• _Supplied material_

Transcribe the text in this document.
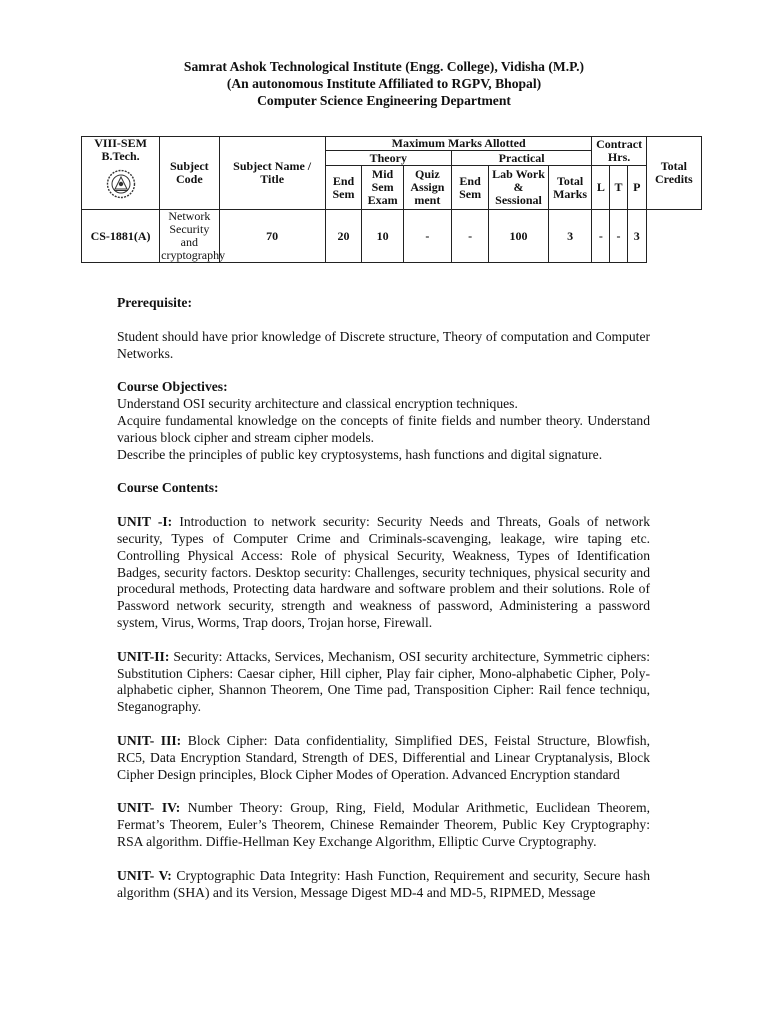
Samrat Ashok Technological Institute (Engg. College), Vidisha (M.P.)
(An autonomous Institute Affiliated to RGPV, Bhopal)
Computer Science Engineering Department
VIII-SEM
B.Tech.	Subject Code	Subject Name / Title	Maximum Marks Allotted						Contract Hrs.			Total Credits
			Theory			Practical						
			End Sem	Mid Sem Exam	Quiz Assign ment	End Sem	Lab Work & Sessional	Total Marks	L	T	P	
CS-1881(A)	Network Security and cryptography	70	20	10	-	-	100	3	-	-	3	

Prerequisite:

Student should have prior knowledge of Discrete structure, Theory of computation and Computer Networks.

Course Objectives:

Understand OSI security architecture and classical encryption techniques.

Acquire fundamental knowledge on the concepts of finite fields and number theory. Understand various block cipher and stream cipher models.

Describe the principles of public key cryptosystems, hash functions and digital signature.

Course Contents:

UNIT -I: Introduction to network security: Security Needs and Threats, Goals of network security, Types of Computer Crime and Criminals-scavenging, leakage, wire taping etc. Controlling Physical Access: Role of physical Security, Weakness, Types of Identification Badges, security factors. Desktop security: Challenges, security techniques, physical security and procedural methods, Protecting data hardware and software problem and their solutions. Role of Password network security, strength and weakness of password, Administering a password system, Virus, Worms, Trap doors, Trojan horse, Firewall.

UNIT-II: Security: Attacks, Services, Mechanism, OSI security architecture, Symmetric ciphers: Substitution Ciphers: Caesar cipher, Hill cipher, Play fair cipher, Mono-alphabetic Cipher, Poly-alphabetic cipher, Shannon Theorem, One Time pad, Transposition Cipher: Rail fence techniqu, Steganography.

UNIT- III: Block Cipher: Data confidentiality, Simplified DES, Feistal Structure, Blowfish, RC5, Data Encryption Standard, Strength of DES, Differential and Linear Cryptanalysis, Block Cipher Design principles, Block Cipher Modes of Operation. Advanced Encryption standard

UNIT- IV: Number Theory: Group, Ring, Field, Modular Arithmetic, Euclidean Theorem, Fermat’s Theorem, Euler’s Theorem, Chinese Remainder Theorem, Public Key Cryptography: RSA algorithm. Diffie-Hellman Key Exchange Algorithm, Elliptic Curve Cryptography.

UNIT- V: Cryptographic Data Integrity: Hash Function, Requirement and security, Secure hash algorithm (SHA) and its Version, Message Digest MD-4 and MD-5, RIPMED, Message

• _Exercise details_
Copy each line of the data that contains the word "hash".

• _Solution to the problem_
Describe the principles of public key cryptosystems, hash functions and digital signature.
UNIT- V: Cryptographic Data Integrity: Hash Function, Requirement and security, Secure hash algorithm (SHA) and its Version, Message Digest MD-4 and MD-5, RIPMED, Message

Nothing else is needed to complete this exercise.